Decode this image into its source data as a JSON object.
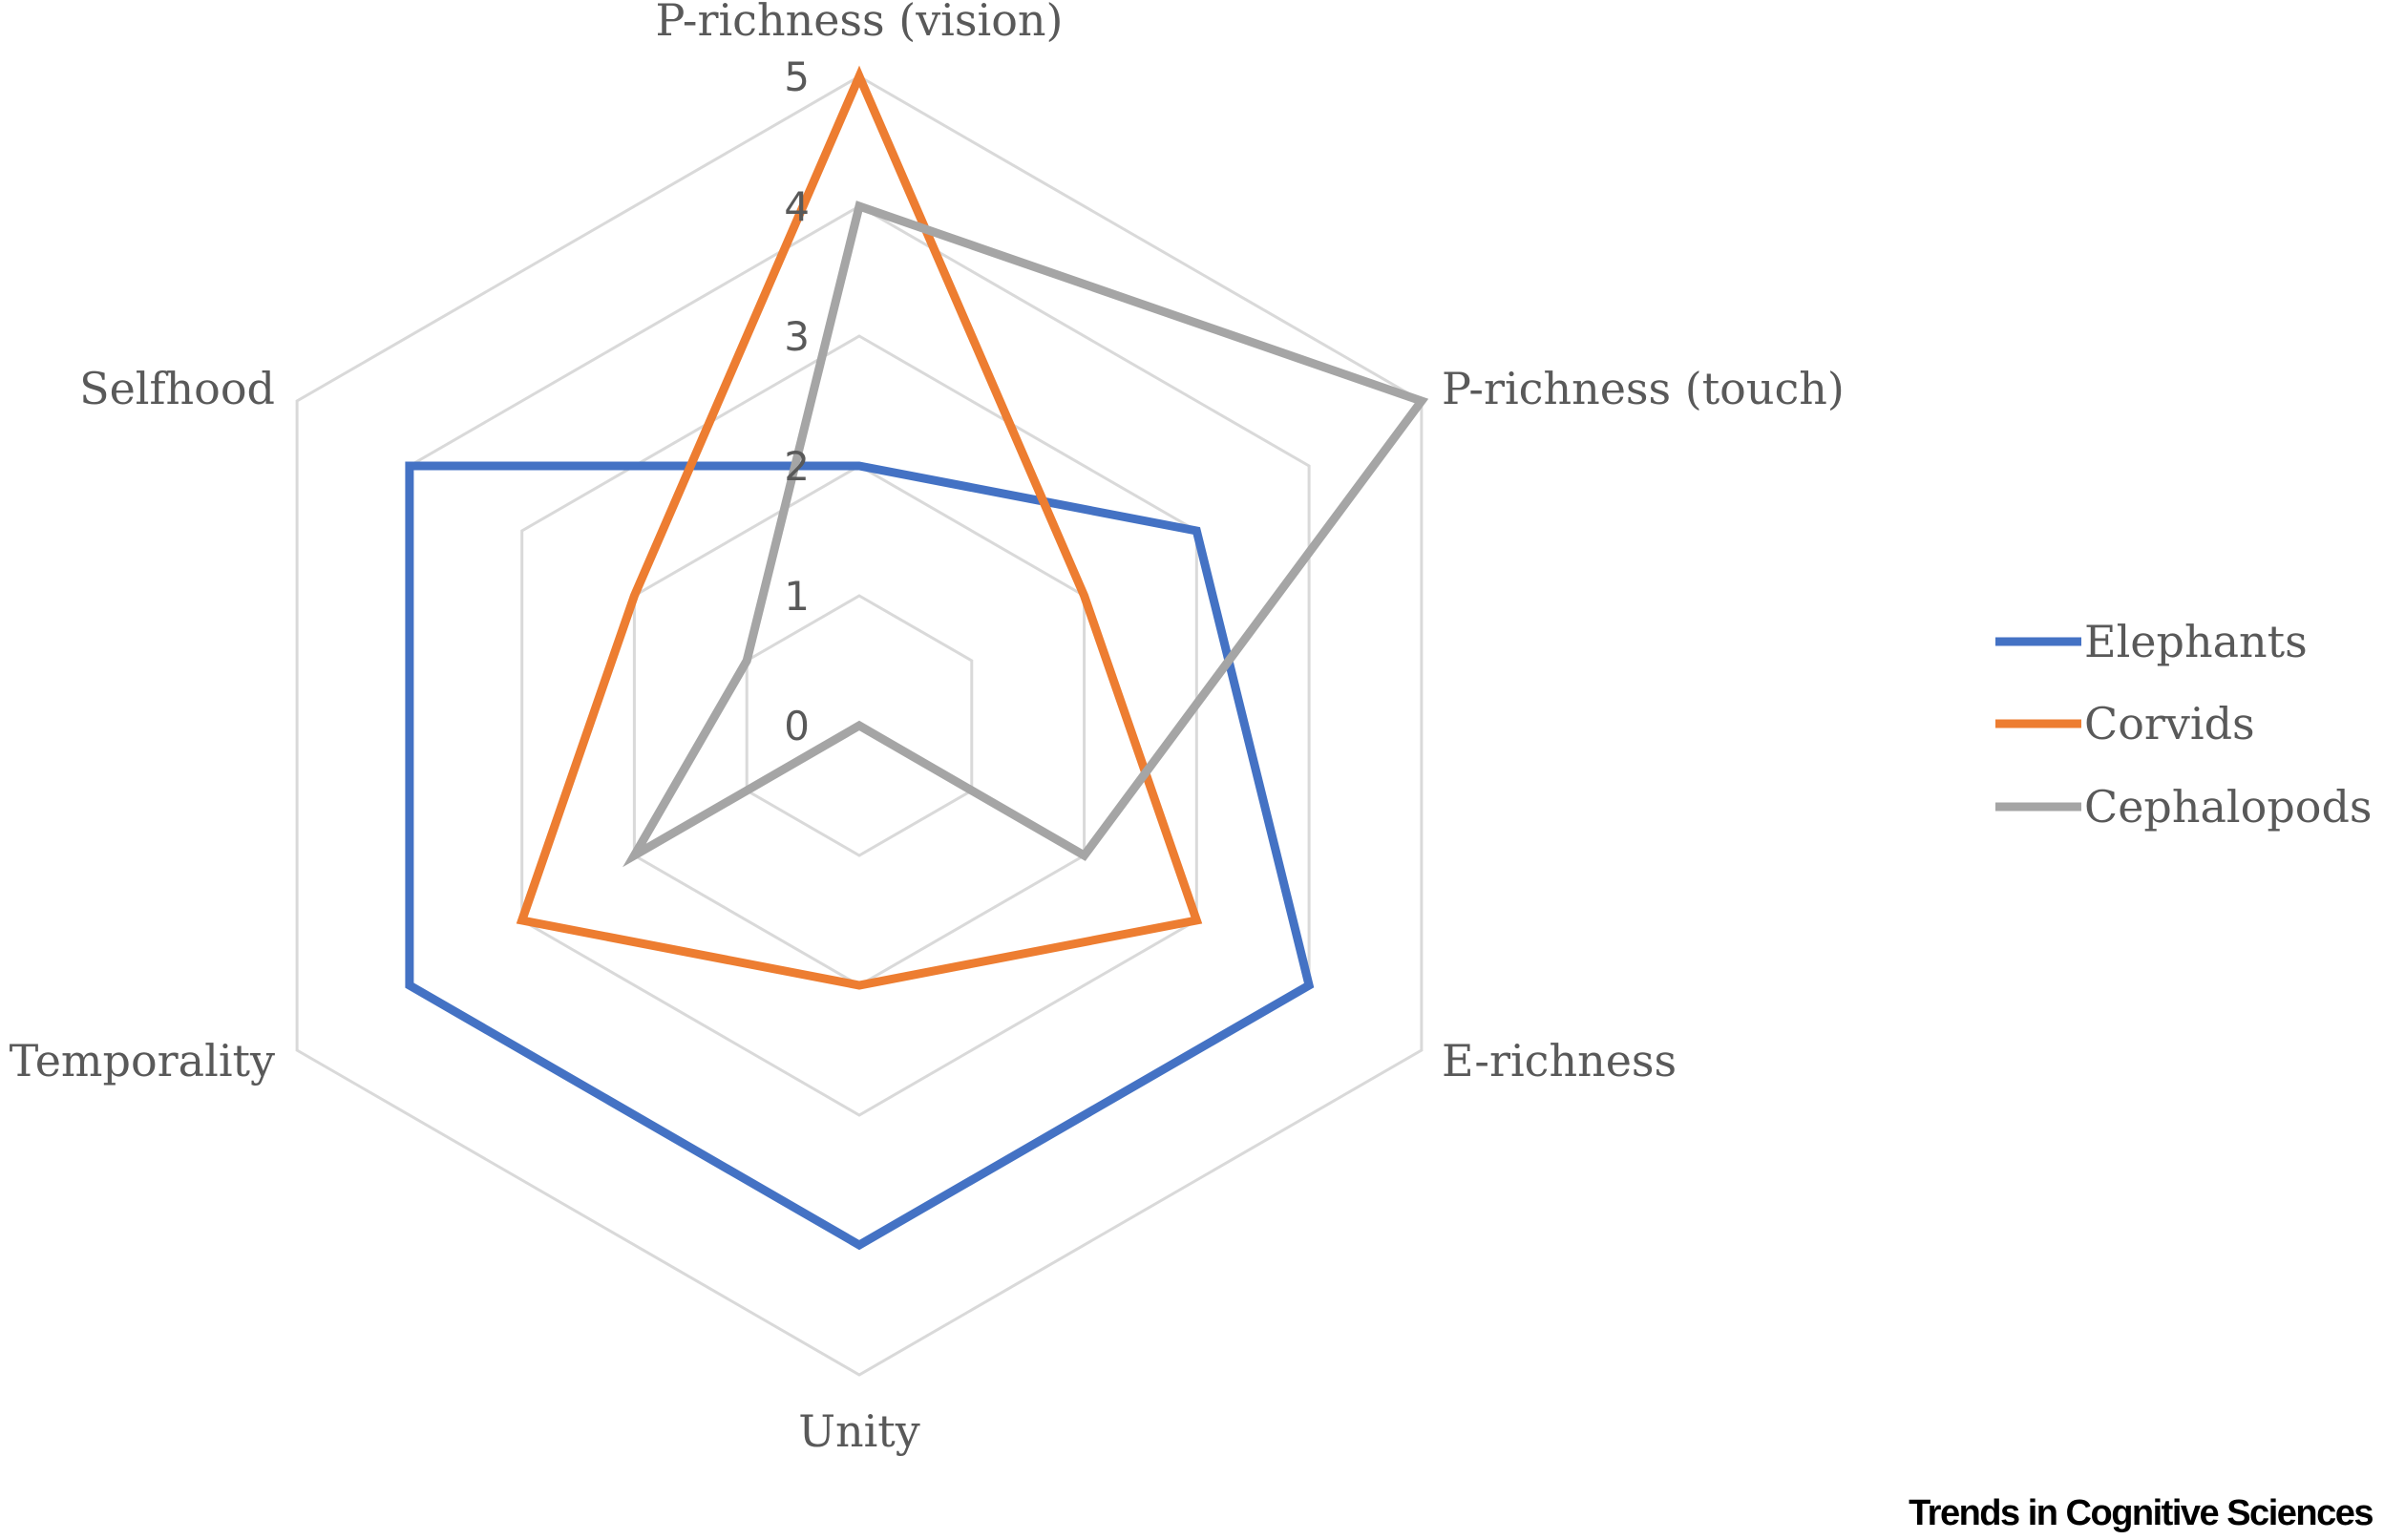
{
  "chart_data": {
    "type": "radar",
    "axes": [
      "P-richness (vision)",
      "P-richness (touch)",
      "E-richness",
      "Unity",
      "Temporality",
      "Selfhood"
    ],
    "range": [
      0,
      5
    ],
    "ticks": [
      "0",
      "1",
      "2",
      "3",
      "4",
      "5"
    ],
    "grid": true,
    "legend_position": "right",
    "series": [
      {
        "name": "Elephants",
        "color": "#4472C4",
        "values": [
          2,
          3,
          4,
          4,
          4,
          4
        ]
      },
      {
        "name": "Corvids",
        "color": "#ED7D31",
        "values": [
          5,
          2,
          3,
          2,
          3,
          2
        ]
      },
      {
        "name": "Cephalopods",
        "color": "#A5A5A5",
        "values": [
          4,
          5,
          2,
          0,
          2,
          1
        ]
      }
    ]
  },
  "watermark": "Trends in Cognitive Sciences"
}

• [JOB]: Copy the data exactly. Any picture it contains is to be omitted.

• [THE REPLY]:
Decode this image into its source data as a JSON object.
{
  "chart_data": {
    "type": "radar",
    "axes": [
      "P-richness (vision)",
      "P-richness (touch)",
      "E-richness",
      "Unity",
      "Temporality",
      "Selfhood"
    ],
    "range": [
      0,
      5
    ],
    "ticks": [
      "0",
      "1",
      "2",
      "3",
      "4",
      "5"
    ],
    "grid": true,
    "legend_position": "right",
    "series": [
      {
        "name": "Elephants",
        "color": "#4472C4",
        "values": [
          2,
          3,
          4,
          4,
          4,
          4
        ]
      },
      {
        "name": "Corvids",
        "color": "#ED7D31",
        "values": [
          5,
          2,
          3,
          2,
          3,
          2
        ]
      },
      {
        "name": "Cephalopods",
        "color": "#A5A5A5",
        "values": [
          4,
          5,
          2,
          0,
          2,
          1
        ]
      }
    ]
  },
  "watermark": "Trends in Cognitive Sciences"
}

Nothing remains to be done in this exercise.